▶ _Brano da leggere_
Ricucire, non frammentare. Nota politica
Nel momento in cui il Paese sembra finalmente nelle condizioni di ripartire, va assolutamente evitato il rischio che ci sia chi corre e chi rimane al palo, magari zavorrato da storici ritardi.
Si torna a parlare di autonomia “differenziata” o “rafforzata” per alcune Regioni. Può giovare un minimo di ripasso perché la questione, causa pandemia, era sparita dai radar. E’ il terzo comma dell’articolo 116 della Costituzione, così come modificato nel 2001, a prevedere la possibilità che siano riconosciute “ulteriori forme e condizioni particolari di autonomia”. Occorre una legge da approvare in Parlamento a maggioranza assoluta sulla base di un’intesa tra lo Stato e la Regione che ne abbia fatto richiesta, sentiti gli enti locali interessati. Veneto, Lombardia ed Emilia-Romagna sono state le prime a farsi avanti e ad avviare concretamente l’interlocuzione con il governo. Anche altre Regioni, però, hanno cominciato a scaldare i motori. La questione ha attraversato la vita del governo giallo-verde, poi quella del governo giallo-rosso e infine è approdata sul tavolo dell’esecutivo guidato da Mario Draghi. Anche il Documento di economia e finanza varato lo scorso aprile, infatti, conferma tra gli ipotetici ddl collegati alla futura manovra di bilancio quello relativo alle “disposizioni per l’attuazione dell’autonomia differenziata”.
L’argomento gode di grande popolarità a livello locale. Veneto e Lombardia nel 2017 avevano anche tenuto dei referendum (non richiesti né previsti dalla procedura costituzionale) per dare più forza alla loro richiesta e la stessa presenza nel gruppo di testa dell’Emilia Romagna dimostra la trasversalità politica dell’iniziativa.

▶ _Dati da esaminare_
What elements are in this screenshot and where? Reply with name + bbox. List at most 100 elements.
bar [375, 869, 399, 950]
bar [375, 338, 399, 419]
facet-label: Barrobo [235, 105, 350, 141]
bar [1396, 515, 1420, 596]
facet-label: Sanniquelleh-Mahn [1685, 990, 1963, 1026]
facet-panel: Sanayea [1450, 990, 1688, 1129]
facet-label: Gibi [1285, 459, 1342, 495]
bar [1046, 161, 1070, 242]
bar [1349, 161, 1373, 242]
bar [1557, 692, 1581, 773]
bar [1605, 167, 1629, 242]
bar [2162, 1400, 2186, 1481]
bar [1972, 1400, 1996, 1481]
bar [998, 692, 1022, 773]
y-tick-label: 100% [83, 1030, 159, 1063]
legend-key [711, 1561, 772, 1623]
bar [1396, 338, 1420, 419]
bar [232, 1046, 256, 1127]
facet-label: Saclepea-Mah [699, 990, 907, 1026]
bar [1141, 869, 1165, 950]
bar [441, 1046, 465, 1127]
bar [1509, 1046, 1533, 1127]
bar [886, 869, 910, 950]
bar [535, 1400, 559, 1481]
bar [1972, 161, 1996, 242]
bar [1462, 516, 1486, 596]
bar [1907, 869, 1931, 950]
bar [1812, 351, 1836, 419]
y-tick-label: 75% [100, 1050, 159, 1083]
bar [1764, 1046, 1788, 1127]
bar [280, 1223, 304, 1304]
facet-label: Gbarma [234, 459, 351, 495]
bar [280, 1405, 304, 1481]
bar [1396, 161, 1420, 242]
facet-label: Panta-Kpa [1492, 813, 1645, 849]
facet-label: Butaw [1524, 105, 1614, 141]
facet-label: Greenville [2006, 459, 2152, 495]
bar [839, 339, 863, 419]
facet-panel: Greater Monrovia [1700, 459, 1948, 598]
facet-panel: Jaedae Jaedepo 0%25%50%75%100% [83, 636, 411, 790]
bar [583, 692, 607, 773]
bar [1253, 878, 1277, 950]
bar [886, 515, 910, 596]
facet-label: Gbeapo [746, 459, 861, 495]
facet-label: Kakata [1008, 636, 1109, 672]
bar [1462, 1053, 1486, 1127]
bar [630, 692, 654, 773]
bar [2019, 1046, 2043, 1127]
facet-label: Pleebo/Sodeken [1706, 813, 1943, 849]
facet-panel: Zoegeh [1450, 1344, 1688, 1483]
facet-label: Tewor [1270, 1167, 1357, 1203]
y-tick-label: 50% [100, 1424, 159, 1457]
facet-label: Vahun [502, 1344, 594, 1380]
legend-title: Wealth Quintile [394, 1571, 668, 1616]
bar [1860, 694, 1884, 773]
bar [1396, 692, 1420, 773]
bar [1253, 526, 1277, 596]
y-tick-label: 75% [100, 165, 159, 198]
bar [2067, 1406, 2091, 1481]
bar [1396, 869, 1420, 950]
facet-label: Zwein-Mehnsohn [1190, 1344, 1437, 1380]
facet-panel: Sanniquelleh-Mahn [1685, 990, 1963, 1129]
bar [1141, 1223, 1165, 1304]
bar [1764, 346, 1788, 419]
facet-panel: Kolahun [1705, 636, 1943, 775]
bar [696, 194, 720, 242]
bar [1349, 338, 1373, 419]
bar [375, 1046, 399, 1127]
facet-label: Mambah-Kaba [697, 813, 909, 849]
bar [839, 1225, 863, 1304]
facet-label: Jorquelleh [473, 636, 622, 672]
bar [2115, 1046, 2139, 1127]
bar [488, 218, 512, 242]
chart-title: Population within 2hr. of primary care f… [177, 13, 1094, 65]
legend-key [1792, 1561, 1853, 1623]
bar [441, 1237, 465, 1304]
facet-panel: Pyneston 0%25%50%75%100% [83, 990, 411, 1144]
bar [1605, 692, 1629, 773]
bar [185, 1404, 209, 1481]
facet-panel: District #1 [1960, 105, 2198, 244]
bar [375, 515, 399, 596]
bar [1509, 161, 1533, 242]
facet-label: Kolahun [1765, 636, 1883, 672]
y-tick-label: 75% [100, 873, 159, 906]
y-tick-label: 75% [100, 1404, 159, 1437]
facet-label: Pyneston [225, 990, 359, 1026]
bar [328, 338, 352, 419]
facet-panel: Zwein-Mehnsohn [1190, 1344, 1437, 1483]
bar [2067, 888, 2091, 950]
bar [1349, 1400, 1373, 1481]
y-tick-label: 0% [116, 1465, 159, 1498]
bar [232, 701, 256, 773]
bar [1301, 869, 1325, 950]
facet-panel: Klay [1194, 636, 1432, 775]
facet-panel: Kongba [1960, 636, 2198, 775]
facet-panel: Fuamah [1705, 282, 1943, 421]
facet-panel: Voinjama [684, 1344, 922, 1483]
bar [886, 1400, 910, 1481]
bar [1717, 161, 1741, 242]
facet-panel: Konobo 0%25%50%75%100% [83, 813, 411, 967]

▶ _Consegna_
Rispondi in base alla nota politica sull'autonomia differenziata:
1. Quale comma di quale articolo della Costituzione prevede "ulteriori forme e condizioni particolari di autonomia"?
2. Quali Regioni sono state le prime ad avviare l'interlocuzione con il governo?
3. In che anno Veneto e Lombardia avevano tenuto dei referendum?

▶ _Spazio risposta_
1. Il terzo comma dell'articolo 116.
2. Veneto, Lombardia ed Emilia-Romagna.
3. Nel 2017.